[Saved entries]
○ ○ ○ ○ ○
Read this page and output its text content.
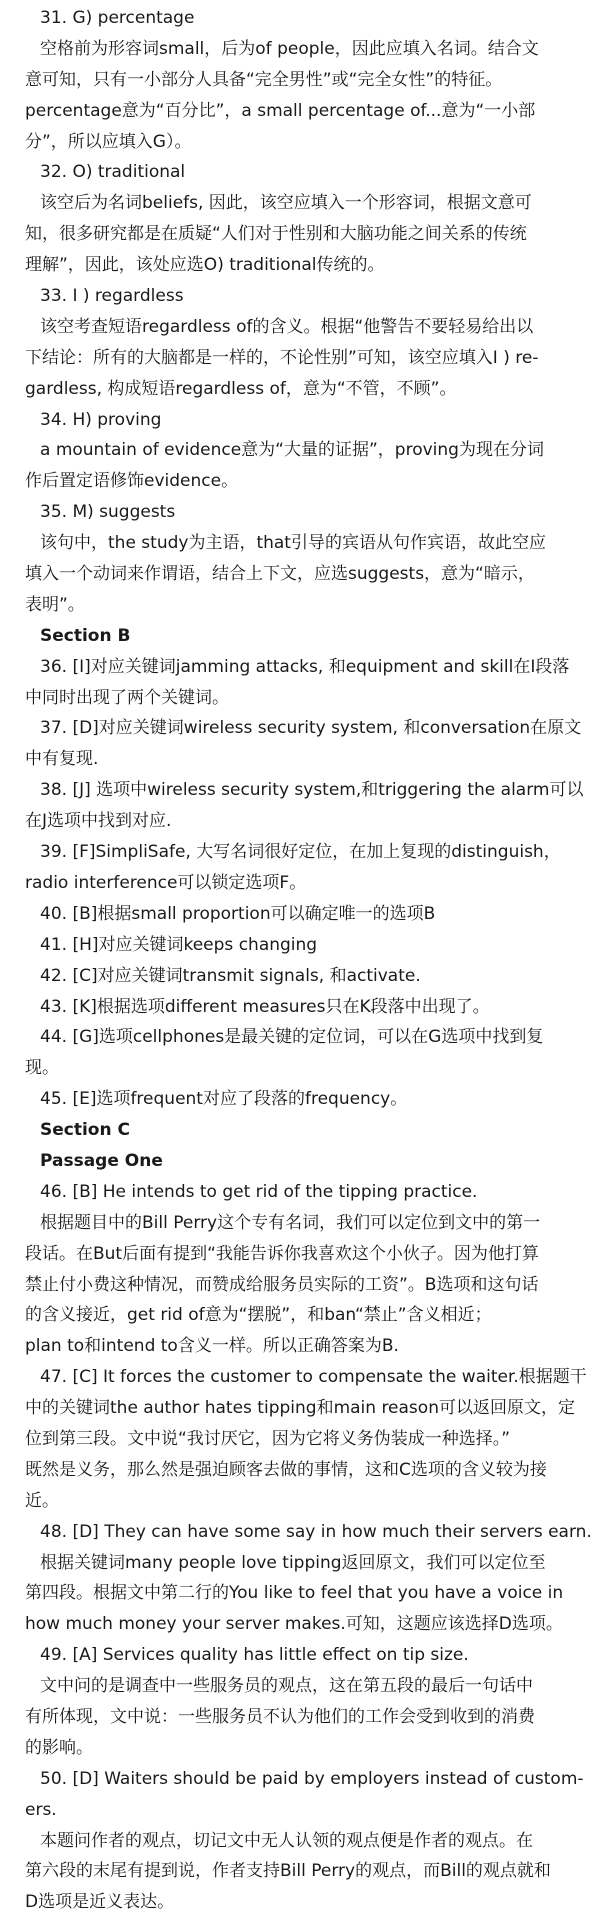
31. G) percentage
空格前为形容词small，后为of people，因此应填入名词。结合文
意可知，只有一小部分人具备“完全男性”或“完全女性”的特征。
percentage意为“百分比”，a small percentage of...意为“一小部
分”，所以应填入G）。
32. O) traditional
该空后为名词beliefs, 因此，该空应填入一个形容词，根据文意可
知，很多研究都是在质疑“人们对于性别和大脑功能之间关系的传统
理解”，因此，该处应选O) traditional传统的。
33. I ) regardless
该空考查短语regardless of的含义。根据“他警告不要轻易给出以
下结论：所有的大脑都是一样的，不论性别”可知，该空应填入I ) re-
gardless, 构成短语regardless of，意为“不管，不顾”。
34. H) proving
a mountain of evidence意为“大量的证据”，proving为现在分词
作后置定语修饰evidence。
35. M) suggests
该句中，the study为主语，that引导的宾语从句作宾语，故此空应
填入一个动词来作谓语，结合上下文，应选suggests，意为“暗示，
表明”。
Section B
36. [I]对应关键词jamming attacks, 和equipment and skill在I段落
中同时出现了两个关键词。
37. [D]对应关键词wireless security system, 和conversation在原文
中有复现.
38. [J] 选项中wireless security system,和triggering the alarm可以
在J选项中找到对应.
39. [F]SimpliSafe, 大写名词很好定位，在加上复现的distinguish，
radio interference可以锁定选项F。
40. [B]根据small proportion可以确定唯一的选项B
41. [H]对应关键词keeps changing
42. [C]对应关键词transmit signals, 和activate.
43. [K]根据选项different measures只在K段落中出现了。
44. [G]选项cellphones是最关键的定位词，可以在G选项中找到复
现。
45. [E]选项frequent对应了段落的frequency。
Section C
Passage One
46. [B] He intends to get rid of the tipping practice.
根据题目中的Bill Perry这个专有名词，我们可以定位到文中的第一
段话。在But后面有提到“我能告诉你我喜欢这个小伙子。因为他打算
禁止付小费这种情况，而赞成给服务员实际的工资”。B选项和这句话
的含义接近，get rid of意为“摆脱”，和ban“禁止”含义相近；
plan to和intend to含义一样。所以正确答案为B.
47. [C] It forces the customer to compensate the waiter.根据题干
中的关键词the author hates tipping和main reason可以返回原文，定
位到第三段。文中说“我讨厌它，因为它将义务伪装成一种选择。”
既然是义务，那么然是强迫顾客去做的事情，这和C选项的含义较为接
近。
48. [D] They can have some say in how much their servers earn.
根据关键词many people love tipping返回原文，我们可以定位至
第四段。根据文中第二行的You like to feel that you have a voice in
how much money your server makes.可知，这题应该选择D选项。
49. [A] Services quality has little effect on tip size.
文中问的是调查中一些服务员的观点，这在第五段的最后一句话中
有所体现，文中说：一些服务员不认为他们的工作会受到收到的消费
的影响。
50. [D] Waiters should be paid by employers instead of custom-
ers.
本题问作者的观点，切记文中无人认领的观点便是作者的观点。在
第六段的末尾有提到说，作者支持Bill Perry的观点，而Bill的观点就和
D选项是近义表达。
○ ○ ○ ○ ○
* [Job]:
Pictures excluded, quote all the data above exactly.

* [Exercise solution]:
Read this page and output its text content.
31. G) percentage
空格前为形容词small，后为of people，因此应填入名词。结合文
意可知，只有一小部分人具备“完全男性”或“完全女性”的特征。
percentage意为“百分比”，a small percentage of...意为“一小部
分”，所以应填入G）。
32. O) traditional
该空后为名词beliefs, 因此，该空应填入一个形容词，根据文意可
知，很多研究都是在质疑“人们对于性别和大脑功能之间关系的传统
理解”，因此，该处应选O) traditional传统的。
33. I ) regardless
该空考查短语regardless of的含义。根据“他警告不要轻易给出以
下结论：所有的大脑都是一样的，不论性别”可知，该空应填入I ) re-
gardless, 构成短语regardless of，意为“不管，不顾”。
34. H) proving
a mountain of evidence意为“大量的证据”，proving为现在分词
作后置定语修饰evidence。
35. M) suggests
该句中，the study为主语，that引导的宾语从句作宾语，故此空应
填入一个动词来作谓语，结合上下文，应选suggests，意为“暗示，
表明”。
Section B
36. [I]对应关键词jamming attacks, 和equipment and skill在I段落
中同时出现了两个关键词。
37. [D]对应关键词wireless security system, 和conversation在原文
中有复现.
38. [J] 选项中wireless security system,和triggering the alarm可以
在J选项中找到对应.
39. [F]SimpliSafe, 大写名词很好定位，在加上复现的distinguish，
radio interference可以锁定选项F。
40. [B]根据small proportion可以确定唯一的选项B
41. [H]对应关键词keeps changing
42. [C]对应关键词transmit signals, 和activate.
43. [K]根据选项different measures只在K段落中出现了。
44. [G]选项cellphones是最关键的定位词，可以在G选项中找到复
现。
45. [E]选项frequent对应了段落的frequency。
Section C
Passage One
46. [B] He intends to get rid of the tipping practice.
根据题目中的Bill Perry这个专有名词，我们可以定位到文中的第一
段话。在But后面有提到“我能告诉你我喜欢这个小伙子。因为他打算
禁止付小费这种情况，而赞成给服务员实际的工资”。B选项和这句话
的含义接近，get rid of意为“摆脱”，和ban“禁止”含义相近；
plan to和intend to含义一样。所以正确答案为B.
47. [C] It forces the customer to compensate the waiter.根据题干
中的关键词the author hates tipping和main reason可以返回原文，定
位到第三段。文中说“我讨厌它，因为它将义务伪装成一种选择。”
既然是义务，那么然是强迫顾客去做的事情，这和C选项的含义较为接
近。
48. [D] They can have some say in how much their servers earn.
根据关键词many people love tipping返回原文，我们可以定位至
第四段。根据文中第二行的You like to feel that you have a voice in
how much money your server makes.可知，这题应该选择D选项。
49. [A] Services quality has little effect on tip size.
文中问的是调查中一些服务员的观点，这在第五段的最后一句话中
有所体现，文中说：一些服务员不认为他们的工作会受到收到的消费
的影响。
50. [D] Waiters should be paid by employers instead of custom-
ers.
本题问作者的观点，切记文中无人认领的观点便是作者的观点。在
第六段的末尾有提到说，作者支持Bill Perry的观点，而Bill的观点就和
D选项是近义表达。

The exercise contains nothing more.